▶ [SOURCE EXCERPT]
[v2] sched: Implement shared runqueue in CFS

[PATCH v2 4/7] sched/fair: Add SHARED_RUNQ sched feature and skeleton calls

Posted by David Vernet 2 years, 7 months ago

For certain workloads in CFS, CPU utilization is of the upmost
importance. For example, at Meta, our main web workload benefits from a
1 - 1.5% improvement in RPS, and a 1 - 2% improvement in p99 latency,
when CPU utilization is pushed as high as possible.

This is likely something that would be useful for any workload with long
slices, or for which avoiding migration is unlikely to result in
improved cache locality.

We will soon be enabling more aggressive load balancing via a new
feature called shared_runq, which places tasks into a FIFO queue on the
wakeup path, and then dequeues them in newidle_balance(). We don't want
to enable the feature by default, so this patch defines and declares a
new scheduler feature called SHARED_RUNQ which is disabled by default.
In addition, we add some calls to empty / skeleton functions in the
relevant fair codepaths where shared_runq will be utilized.

Extracted data entries:
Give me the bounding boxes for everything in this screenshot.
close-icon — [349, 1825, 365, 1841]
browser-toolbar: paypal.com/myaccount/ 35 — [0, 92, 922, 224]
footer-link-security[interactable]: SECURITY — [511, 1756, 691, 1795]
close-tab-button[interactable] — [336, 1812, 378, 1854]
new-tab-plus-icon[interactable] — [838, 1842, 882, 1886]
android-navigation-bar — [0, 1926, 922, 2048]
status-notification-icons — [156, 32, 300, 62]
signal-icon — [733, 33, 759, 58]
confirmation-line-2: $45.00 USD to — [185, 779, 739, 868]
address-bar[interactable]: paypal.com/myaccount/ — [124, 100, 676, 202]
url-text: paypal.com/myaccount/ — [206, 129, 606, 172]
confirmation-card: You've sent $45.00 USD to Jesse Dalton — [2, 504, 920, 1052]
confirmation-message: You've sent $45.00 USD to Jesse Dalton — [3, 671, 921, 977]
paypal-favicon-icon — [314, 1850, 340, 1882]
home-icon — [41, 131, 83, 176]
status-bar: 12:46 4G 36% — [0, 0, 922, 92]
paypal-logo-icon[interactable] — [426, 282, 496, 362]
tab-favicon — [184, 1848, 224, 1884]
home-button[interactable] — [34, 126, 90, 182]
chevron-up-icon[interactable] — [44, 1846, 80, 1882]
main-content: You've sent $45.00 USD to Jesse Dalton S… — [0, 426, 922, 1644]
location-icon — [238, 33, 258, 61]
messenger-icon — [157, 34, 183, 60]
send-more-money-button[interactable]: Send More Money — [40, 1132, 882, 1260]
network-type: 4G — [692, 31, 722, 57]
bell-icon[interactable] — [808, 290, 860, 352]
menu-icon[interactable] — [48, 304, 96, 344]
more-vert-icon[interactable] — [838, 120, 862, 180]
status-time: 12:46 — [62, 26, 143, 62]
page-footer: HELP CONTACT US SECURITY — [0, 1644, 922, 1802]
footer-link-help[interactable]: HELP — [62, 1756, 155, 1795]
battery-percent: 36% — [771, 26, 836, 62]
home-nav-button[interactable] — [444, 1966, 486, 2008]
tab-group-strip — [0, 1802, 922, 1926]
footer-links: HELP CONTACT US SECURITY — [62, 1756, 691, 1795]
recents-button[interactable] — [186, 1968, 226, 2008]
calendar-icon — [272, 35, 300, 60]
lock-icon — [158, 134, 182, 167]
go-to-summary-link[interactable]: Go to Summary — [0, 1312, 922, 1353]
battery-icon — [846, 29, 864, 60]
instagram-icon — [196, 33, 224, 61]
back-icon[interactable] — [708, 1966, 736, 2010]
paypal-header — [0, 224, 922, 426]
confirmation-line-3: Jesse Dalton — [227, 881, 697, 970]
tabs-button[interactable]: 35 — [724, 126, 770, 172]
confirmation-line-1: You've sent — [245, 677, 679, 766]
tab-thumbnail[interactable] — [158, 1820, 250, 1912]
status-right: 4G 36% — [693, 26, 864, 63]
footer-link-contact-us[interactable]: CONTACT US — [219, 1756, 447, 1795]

▶ [EXERCISE] Copy out the full patch description above word for word.

▶ [FINISHED TASK]
[v2] sched: Implement shared runqueue in CFS

[PATCH v2 4/7] sched/fair: Add SHARED_RUNQ sched feature and skeleton calls

Posted by David Vernet 2 years, 7 months ago

For certain workloads in CFS, CPU utilization is of the upmost
importance. For example, at Meta, our main web workload benefits from a
1 - 1.5% improvement in RPS, and a 1 - 2% improvement in p99 latency,
when CPU utilization is pushed as high as possible.

This is likely something that would be useful for any workload with long
slices, or for which avoiding migration is unlikely to result in
improved cache locality.

We will soon be enabling more aggressive load balancing via a new
feature called shared_runq, which places tasks into a FIFO queue on the
wakeup path, and then dequeues them in newidle_balance(). We don't want
to enable the feature by default, so this patch defines and declares a
new scheduler feature called SHARED_RUNQ which is disabled by default.
In addition, we add some calls to empty / skeleton functions in the
relevant fair codepaths where shared_runq will be utilized.